Collected data
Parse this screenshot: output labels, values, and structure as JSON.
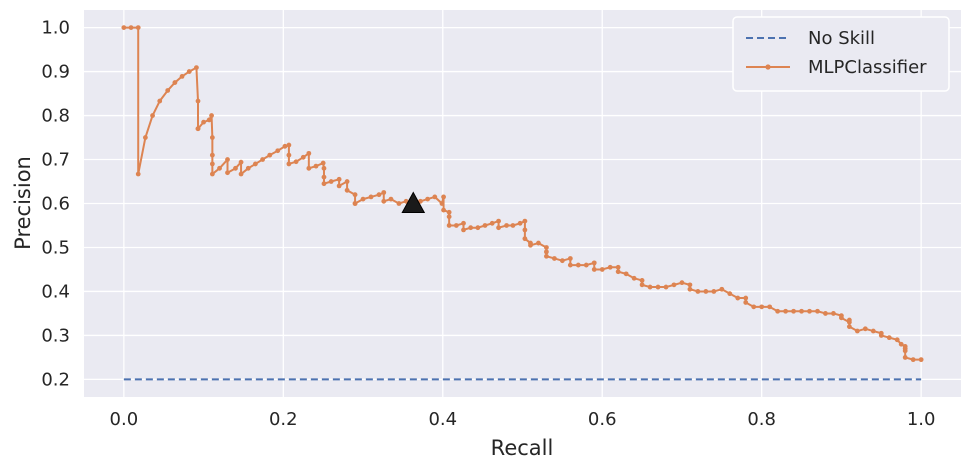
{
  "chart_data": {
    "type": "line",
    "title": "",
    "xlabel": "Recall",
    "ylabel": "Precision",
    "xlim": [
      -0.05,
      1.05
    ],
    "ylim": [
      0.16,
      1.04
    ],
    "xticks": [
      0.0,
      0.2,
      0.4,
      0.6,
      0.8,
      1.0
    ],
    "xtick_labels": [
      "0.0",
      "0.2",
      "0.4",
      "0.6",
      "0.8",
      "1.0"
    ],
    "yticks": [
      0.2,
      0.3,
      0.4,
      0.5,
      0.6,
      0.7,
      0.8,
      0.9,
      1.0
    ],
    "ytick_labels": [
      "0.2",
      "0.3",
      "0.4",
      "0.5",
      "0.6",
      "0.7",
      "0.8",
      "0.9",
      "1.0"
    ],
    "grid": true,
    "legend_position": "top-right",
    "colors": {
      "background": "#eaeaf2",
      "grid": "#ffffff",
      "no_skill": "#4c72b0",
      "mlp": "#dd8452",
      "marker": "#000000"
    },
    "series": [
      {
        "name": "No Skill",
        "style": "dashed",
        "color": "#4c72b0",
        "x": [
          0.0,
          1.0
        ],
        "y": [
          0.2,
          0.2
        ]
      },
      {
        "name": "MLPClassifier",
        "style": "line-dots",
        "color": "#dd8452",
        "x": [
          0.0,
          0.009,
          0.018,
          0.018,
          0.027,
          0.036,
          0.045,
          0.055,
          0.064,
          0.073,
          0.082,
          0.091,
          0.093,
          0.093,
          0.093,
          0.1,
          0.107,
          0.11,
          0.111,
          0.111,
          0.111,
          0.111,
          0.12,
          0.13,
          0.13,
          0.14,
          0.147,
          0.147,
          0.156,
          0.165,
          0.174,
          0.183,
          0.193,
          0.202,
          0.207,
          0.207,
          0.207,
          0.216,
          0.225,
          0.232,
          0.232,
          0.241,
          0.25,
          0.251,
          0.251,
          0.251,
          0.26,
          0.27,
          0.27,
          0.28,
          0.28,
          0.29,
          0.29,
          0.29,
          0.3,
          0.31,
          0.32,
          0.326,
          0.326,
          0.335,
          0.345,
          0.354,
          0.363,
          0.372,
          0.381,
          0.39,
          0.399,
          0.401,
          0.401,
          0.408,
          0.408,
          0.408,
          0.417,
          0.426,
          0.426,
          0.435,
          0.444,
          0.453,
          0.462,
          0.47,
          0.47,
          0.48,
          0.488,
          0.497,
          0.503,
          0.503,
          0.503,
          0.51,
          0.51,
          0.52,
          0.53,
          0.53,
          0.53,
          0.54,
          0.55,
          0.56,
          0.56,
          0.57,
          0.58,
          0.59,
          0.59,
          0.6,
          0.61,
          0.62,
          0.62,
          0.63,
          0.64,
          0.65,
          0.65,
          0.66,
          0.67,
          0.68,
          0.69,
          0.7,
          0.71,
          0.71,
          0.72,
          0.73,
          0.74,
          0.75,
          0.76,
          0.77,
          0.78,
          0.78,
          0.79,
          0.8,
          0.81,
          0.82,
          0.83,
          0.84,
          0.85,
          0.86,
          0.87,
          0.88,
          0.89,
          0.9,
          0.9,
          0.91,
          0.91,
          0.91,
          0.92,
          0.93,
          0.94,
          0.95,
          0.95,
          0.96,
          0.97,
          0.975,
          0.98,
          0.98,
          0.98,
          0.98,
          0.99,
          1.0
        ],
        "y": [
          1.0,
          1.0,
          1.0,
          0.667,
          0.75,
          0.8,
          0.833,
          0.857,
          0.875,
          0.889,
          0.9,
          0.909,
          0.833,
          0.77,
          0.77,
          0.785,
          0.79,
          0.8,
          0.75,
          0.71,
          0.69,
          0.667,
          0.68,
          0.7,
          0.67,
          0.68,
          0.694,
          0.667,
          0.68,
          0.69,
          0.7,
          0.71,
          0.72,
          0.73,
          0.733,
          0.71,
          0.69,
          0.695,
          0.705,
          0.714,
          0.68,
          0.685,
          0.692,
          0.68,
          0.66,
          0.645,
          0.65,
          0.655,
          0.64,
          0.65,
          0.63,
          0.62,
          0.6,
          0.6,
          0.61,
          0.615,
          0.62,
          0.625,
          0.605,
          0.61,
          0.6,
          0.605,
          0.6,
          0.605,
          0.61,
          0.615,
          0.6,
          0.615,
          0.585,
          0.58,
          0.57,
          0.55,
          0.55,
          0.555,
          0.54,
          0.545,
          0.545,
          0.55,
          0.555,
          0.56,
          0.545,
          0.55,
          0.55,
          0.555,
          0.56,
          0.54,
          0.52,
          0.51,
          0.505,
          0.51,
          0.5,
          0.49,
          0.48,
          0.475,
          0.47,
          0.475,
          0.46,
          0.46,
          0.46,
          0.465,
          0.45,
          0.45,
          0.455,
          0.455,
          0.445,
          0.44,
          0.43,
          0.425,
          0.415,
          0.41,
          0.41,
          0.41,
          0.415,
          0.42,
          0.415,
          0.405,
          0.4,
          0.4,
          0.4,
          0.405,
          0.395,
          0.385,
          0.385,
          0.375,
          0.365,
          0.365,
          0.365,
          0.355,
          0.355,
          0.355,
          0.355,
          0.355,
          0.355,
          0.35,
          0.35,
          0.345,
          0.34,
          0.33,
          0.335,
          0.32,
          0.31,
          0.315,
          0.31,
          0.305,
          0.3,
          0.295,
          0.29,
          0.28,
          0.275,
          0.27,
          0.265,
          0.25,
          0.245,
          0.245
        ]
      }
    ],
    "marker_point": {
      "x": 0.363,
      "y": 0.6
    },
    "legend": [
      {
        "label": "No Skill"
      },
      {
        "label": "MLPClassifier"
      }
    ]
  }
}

Your task –
All entries must be written out again exactly as given, with no pictures in the copy.

Result for this exercise –
Parse this screenshot: output labels, values, and structure as JSON.
{
  "chart_data": {
    "type": "line",
    "title": "",
    "xlabel": "Recall",
    "ylabel": "Precision",
    "xlim": [
      -0.05,
      1.05
    ],
    "ylim": [
      0.16,
      1.04
    ],
    "xticks": [
      0.0,
      0.2,
      0.4,
      0.6,
      0.8,
      1.0
    ],
    "xtick_labels": [
      "0.0",
      "0.2",
      "0.4",
      "0.6",
      "0.8",
      "1.0"
    ],
    "yticks": [
      0.2,
      0.3,
      0.4,
      0.5,
      0.6,
      0.7,
      0.8,
      0.9,
      1.0
    ],
    "ytick_labels": [
      "0.2",
      "0.3",
      "0.4",
      "0.5",
      "0.6",
      "0.7",
      "0.8",
      "0.9",
      "1.0"
    ],
    "grid": true,
    "legend_position": "top-right",
    "colors": {
      "background": "#eaeaf2",
      "grid": "#ffffff",
      "no_skill": "#4c72b0",
      "mlp": "#dd8452",
      "marker": "#000000"
    },
    "series": [
      {
        "name": "No Skill",
        "style": "dashed",
        "color": "#4c72b0",
        "x": [
          0.0,
          1.0
        ],
        "y": [
          0.2,
          0.2
        ]
      },
      {
        "name": "MLPClassifier",
        "style": "line-dots",
        "color": "#dd8452",
        "x": [
          0.0,
          0.009,
          0.018,
          0.018,
          0.027,
          0.036,
          0.045,
          0.055,
          0.064,
          0.073,
          0.082,
          0.091,
          0.093,
          0.093,
          0.093,
          0.1,
          0.107,
          0.11,
          0.111,
          0.111,
          0.111,
          0.111,
          0.12,
          0.13,
          0.13,
          0.14,
          0.147,
          0.147,
          0.156,
          0.165,
          0.174,
          0.183,
          0.193,
          0.202,
          0.207,
          0.207,
          0.207,
          0.216,
          0.225,
          0.232,
          0.232,
          0.241,
          0.25,
          0.251,
          0.251,
          0.251,
          0.26,
          0.27,
          0.27,
          0.28,
          0.28,
          0.29,
          0.29,
          0.29,
          0.3,
          0.31,
          0.32,
          0.326,
          0.326,
          0.335,
          0.345,
          0.354,
          0.363,
          0.372,
          0.381,
          0.39,
          0.399,
          0.401,
          0.401,
          0.408,
          0.408,
          0.408,
          0.417,
          0.426,
          0.426,
          0.435,
          0.444,
          0.453,
          0.462,
          0.47,
          0.47,
          0.48,
          0.488,
          0.497,
          0.503,
          0.503,
          0.503,
          0.51,
          0.51,
          0.52,
          0.53,
          0.53,
          0.53,
          0.54,
          0.55,
          0.56,
          0.56,
          0.57,
          0.58,
          0.59,
          0.59,
          0.6,
          0.61,
          0.62,
          0.62,
          0.63,
          0.64,
          0.65,
          0.65,
          0.66,
          0.67,
          0.68,
          0.69,
          0.7,
          0.71,
          0.71,
          0.72,
          0.73,
          0.74,
          0.75,
          0.76,
          0.77,
          0.78,
          0.78,
          0.79,
          0.8,
          0.81,
          0.82,
          0.83,
          0.84,
          0.85,
          0.86,
          0.87,
          0.88,
          0.89,
          0.9,
          0.9,
          0.91,
          0.91,
          0.91,
          0.92,
          0.93,
          0.94,
          0.95,
          0.95,
          0.96,
          0.97,
          0.975,
          0.98,
          0.98,
          0.98,
          0.98,
          0.99,
          1.0
        ],
        "y": [
          1.0,
          1.0,
          1.0,
          0.667,
          0.75,
          0.8,
          0.833,
          0.857,
          0.875,
          0.889,
          0.9,
          0.909,
          0.833,
          0.77,
          0.77,
          0.785,
          0.79,
          0.8,
          0.75,
          0.71,
          0.69,
          0.667,
          0.68,
          0.7,
          0.67,
          0.68,
          0.694,
          0.667,
          0.68,
          0.69,
          0.7,
          0.71,
          0.72,
          0.73,
          0.733,
          0.71,
          0.69,
          0.695,
          0.705,
          0.714,
          0.68,
          0.685,
          0.692,
          0.68,
          0.66,
          0.645,
          0.65,
          0.655,
          0.64,
          0.65,
          0.63,
          0.62,
          0.6,
          0.6,
          0.61,
          0.615,
          0.62,
          0.625,
          0.605,
          0.61,
          0.6,
          0.605,
          0.6,
          0.605,
          0.61,
          0.615,
          0.6,
          0.615,
          0.585,
          0.58,
          0.57,
          0.55,
          0.55,
          0.555,
          0.54,
          0.545,
          0.545,
          0.55,
          0.555,
          0.56,
          0.545,
          0.55,
          0.55,
          0.555,
          0.56,
          0.54,
          0.52,
          0.51,
          0.505,
          0.51,
          0.5,
          0.49,
          0.48,
          0.475,
          0.47,
          0.475,
          0.46,
          0.46,
          0.46,
          0.465,
          0.45,
          0.45,
          0.455,
          0.455,
          0.445,
          0.44,
          0.43,
          0.425,
          0.415,
          0.41,
          0.41,
          0.41,
          0.415,
          0.42,
          0.415,
          0.405,
          0.4,
          0.4,
          0.4,
          0.405,
          0.395,
          0.385,
          0.385,
          0.375,
          0.365,
          0.365,
          0.365,
          0.355,
          0.355,
          0.355,
          0.355,
          0.355,
          0.355,
          0.35,
          0.35,
          0.345,
          0.34,
          0.33,
          0.335,
          0.32,
          0.31,
          0.315,
          0.31,
          0.305,
          0.3,
          0.295,
          0.29,
          0.28,
          0.275,
          0.27,
          0.265,
          0.25,
          0.245,
          0.245
        ]
      }
    ],
    "marker_point": {
      "x": 0.363,
      "y": 0.6
    },
    "legend": [
      {
        "label": "No Skill"
      },
      {
        "label": "MLPClassifier"
      }
    ]
  }
}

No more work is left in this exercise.